SUPPLIED PASSAGE:
===

Why this works in an air fryer

TVP acts like a sponge: broth and soy hydrate it, while the flax gel binds loose particles as it heats. Panko stays crisp because its larger flakes dry quickly in the air fryer’s fast convection; a little oil in the mix helps the surface brown without deep-frying.

Equipment notes

Assumes a 5–6 litre basket air fryer holding the nuggets in one layer with gaps. In a smaller single-drawer model, cook in batches rather than stacking; in a dual-zone fryer, split evenly between drawers and check 1–2 minutes early as the reduced load can brown faster.

Common pitfalls

  • Mixture too wet to shape and slumps on the tray? The TVP has not fully absorbed or was over-hydrated; rest it 5 minutes longer, then add 1–2 tablespoons panko to tighten before coating.
  • Coating looks pale and dusty after 10 minutes? The crumb surface is too dry; mist or brush lightly with oil and continue for 2–3 minutes until the panko turns golden.
  • Nuggets crack when flipped? They were moved before the flax binder had set; cook undisturbed for the first half, then turn gently with a thin spatula rather than tongs.

===

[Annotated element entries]

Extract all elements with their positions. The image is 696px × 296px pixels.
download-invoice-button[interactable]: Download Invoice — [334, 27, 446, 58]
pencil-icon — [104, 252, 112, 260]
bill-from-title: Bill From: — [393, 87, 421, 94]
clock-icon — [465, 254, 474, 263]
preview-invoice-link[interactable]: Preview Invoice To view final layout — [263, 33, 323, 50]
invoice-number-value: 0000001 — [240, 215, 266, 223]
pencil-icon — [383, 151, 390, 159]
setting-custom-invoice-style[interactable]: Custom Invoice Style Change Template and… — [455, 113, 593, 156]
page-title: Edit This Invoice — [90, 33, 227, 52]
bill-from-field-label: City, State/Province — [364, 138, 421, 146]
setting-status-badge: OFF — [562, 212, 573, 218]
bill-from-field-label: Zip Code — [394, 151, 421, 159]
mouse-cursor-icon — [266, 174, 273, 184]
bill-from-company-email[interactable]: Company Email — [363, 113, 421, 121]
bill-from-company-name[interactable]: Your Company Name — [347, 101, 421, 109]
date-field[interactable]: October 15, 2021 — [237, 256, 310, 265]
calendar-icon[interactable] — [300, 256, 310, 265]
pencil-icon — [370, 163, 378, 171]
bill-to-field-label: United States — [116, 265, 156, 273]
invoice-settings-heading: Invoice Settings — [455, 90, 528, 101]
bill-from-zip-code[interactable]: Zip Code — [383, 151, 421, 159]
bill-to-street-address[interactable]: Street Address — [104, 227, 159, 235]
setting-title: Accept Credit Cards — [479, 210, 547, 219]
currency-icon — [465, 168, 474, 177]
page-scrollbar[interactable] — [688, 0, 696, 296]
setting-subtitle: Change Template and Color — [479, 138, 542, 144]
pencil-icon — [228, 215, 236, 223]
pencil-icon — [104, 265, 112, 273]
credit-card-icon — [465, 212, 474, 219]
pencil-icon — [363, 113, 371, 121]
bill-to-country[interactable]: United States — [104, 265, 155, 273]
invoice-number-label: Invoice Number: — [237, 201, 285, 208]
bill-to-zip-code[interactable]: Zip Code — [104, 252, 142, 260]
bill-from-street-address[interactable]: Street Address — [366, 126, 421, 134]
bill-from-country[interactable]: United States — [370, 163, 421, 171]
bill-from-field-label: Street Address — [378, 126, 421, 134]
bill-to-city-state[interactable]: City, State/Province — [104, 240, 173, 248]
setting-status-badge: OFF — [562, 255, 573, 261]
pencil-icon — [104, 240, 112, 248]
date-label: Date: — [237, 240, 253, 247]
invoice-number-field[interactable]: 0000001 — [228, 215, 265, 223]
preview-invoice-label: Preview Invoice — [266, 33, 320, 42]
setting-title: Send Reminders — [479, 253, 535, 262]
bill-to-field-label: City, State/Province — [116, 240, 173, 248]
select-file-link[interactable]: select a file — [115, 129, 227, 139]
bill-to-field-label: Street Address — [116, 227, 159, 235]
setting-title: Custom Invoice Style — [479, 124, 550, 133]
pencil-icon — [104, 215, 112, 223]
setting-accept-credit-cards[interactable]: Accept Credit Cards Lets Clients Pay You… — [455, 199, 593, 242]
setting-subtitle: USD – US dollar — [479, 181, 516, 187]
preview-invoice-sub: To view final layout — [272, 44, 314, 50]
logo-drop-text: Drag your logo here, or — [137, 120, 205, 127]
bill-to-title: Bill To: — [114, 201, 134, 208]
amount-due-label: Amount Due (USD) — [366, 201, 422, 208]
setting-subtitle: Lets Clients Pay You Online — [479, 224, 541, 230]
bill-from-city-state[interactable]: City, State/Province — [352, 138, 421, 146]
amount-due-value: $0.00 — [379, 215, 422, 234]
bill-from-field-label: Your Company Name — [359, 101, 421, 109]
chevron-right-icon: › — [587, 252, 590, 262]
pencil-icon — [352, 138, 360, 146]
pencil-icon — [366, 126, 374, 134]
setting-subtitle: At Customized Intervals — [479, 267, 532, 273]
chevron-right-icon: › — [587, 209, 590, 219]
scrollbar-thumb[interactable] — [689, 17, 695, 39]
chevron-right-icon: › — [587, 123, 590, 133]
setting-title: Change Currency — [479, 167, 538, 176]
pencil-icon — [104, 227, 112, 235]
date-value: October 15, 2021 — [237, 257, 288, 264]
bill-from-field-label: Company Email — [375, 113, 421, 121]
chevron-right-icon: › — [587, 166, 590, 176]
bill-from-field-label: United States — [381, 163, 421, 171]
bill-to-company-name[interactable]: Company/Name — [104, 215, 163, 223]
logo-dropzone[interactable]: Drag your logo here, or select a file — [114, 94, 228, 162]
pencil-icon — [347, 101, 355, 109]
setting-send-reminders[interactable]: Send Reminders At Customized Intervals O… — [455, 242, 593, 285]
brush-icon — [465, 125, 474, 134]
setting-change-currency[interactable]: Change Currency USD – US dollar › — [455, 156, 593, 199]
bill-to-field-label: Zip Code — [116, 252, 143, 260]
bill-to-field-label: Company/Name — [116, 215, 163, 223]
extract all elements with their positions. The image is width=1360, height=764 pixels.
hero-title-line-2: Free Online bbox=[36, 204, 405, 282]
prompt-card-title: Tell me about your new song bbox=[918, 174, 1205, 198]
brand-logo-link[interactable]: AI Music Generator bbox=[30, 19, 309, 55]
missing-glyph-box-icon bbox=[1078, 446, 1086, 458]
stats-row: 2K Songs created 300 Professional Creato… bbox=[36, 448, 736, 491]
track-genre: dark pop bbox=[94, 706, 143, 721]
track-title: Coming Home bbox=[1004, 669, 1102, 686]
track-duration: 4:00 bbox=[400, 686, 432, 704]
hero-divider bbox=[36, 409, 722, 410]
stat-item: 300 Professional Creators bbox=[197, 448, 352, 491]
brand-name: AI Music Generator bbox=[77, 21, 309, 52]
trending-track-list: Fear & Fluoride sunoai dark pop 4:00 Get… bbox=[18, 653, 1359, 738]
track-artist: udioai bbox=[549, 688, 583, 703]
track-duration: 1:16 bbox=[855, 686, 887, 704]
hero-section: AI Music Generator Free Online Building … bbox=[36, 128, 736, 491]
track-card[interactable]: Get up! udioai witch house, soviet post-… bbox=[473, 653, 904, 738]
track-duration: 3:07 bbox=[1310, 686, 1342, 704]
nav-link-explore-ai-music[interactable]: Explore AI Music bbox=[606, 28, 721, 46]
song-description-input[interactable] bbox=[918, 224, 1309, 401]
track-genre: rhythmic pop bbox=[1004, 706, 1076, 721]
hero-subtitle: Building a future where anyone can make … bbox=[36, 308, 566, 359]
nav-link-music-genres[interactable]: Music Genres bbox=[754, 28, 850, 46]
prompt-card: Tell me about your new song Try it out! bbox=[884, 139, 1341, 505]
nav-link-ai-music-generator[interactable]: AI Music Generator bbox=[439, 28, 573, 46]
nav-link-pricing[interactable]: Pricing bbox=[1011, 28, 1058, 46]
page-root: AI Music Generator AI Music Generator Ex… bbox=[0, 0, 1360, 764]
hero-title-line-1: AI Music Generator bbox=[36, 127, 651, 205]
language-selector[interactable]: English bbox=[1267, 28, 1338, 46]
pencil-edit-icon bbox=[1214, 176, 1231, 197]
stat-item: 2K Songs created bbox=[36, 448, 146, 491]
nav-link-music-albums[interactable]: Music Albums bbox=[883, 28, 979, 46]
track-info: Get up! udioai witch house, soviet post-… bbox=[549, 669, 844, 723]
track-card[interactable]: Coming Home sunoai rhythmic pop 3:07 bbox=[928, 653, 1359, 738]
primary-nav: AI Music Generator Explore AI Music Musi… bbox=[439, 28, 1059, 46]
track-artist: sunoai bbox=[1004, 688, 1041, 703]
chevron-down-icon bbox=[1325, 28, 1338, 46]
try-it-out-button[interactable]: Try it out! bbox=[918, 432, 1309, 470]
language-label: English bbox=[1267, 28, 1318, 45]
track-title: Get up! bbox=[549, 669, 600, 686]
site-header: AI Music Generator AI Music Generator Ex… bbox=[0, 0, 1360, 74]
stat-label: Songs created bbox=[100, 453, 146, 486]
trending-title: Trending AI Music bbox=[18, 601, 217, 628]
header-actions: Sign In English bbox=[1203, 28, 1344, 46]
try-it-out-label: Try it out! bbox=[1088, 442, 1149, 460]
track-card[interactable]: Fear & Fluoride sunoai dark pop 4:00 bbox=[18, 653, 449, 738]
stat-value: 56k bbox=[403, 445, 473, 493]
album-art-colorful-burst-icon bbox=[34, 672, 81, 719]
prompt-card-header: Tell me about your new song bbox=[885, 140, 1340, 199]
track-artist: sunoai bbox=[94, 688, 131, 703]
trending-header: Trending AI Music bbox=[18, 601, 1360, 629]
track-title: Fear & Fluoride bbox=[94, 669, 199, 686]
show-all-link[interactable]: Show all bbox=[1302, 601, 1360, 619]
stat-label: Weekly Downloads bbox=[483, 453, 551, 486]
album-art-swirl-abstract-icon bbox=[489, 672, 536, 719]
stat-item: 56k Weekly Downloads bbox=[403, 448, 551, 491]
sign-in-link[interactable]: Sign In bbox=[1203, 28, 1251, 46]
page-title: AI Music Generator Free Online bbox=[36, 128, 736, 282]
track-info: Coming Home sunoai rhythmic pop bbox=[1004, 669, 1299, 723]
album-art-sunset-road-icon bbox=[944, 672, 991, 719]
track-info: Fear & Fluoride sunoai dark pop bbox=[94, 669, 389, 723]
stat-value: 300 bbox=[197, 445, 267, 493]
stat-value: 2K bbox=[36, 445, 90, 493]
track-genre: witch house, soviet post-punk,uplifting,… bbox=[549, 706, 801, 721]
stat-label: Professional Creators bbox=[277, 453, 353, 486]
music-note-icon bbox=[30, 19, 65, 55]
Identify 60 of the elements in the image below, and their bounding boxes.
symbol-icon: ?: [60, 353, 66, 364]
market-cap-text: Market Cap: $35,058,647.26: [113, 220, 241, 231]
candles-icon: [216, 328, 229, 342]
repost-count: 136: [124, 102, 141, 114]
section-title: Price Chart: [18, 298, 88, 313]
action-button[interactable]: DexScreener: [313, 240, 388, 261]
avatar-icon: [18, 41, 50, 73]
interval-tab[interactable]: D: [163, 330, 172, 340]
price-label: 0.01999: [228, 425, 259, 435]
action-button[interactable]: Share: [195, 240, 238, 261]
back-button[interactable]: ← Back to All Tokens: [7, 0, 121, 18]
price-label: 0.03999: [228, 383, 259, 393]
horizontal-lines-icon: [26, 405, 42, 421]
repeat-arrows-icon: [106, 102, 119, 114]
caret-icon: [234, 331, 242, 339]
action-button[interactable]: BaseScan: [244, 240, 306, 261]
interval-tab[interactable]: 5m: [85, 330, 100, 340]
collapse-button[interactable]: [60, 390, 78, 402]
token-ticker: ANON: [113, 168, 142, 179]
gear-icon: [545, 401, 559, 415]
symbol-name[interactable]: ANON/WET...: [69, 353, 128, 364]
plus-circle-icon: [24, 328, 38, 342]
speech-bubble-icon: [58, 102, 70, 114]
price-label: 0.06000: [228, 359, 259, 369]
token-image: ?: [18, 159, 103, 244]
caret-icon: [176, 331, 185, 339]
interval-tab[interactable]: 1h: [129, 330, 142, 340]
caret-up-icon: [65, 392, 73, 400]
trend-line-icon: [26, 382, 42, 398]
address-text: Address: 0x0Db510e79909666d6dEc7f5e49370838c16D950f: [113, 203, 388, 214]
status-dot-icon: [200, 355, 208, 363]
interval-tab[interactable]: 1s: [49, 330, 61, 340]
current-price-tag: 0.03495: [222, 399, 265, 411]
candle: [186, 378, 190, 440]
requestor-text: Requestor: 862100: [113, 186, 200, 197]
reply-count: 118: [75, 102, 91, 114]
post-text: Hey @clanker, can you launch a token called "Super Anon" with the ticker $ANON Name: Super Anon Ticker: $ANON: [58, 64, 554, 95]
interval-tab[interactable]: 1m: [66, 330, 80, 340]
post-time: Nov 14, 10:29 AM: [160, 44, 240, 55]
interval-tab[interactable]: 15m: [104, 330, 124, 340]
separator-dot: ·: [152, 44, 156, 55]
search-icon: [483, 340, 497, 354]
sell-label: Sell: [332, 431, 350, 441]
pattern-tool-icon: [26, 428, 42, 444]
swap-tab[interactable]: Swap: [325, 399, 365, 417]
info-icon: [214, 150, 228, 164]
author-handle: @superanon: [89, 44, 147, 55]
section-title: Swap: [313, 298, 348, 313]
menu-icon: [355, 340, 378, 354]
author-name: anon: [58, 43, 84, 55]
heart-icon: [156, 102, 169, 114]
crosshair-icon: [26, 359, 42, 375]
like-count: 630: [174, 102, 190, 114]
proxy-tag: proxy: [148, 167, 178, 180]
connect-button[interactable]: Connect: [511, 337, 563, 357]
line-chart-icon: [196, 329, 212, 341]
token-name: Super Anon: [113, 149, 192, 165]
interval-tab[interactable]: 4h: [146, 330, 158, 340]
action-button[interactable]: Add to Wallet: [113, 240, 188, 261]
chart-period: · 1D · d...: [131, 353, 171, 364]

===

WORK INSTRUCTIONS:
Using the air-fryer notes above, answer each question briefly.
(a) What binds the loose particles as the mixture heats?
(b) When cooking in a dual-zone fryer, how much earlier should the nuggets be checked?
(c) What tool is recommended for turning the nuggets instead of tongs?

WORKED SOLUTION:
(a) The flax gel.
(b) 1–2 minutes early.
(c) A thin spatula.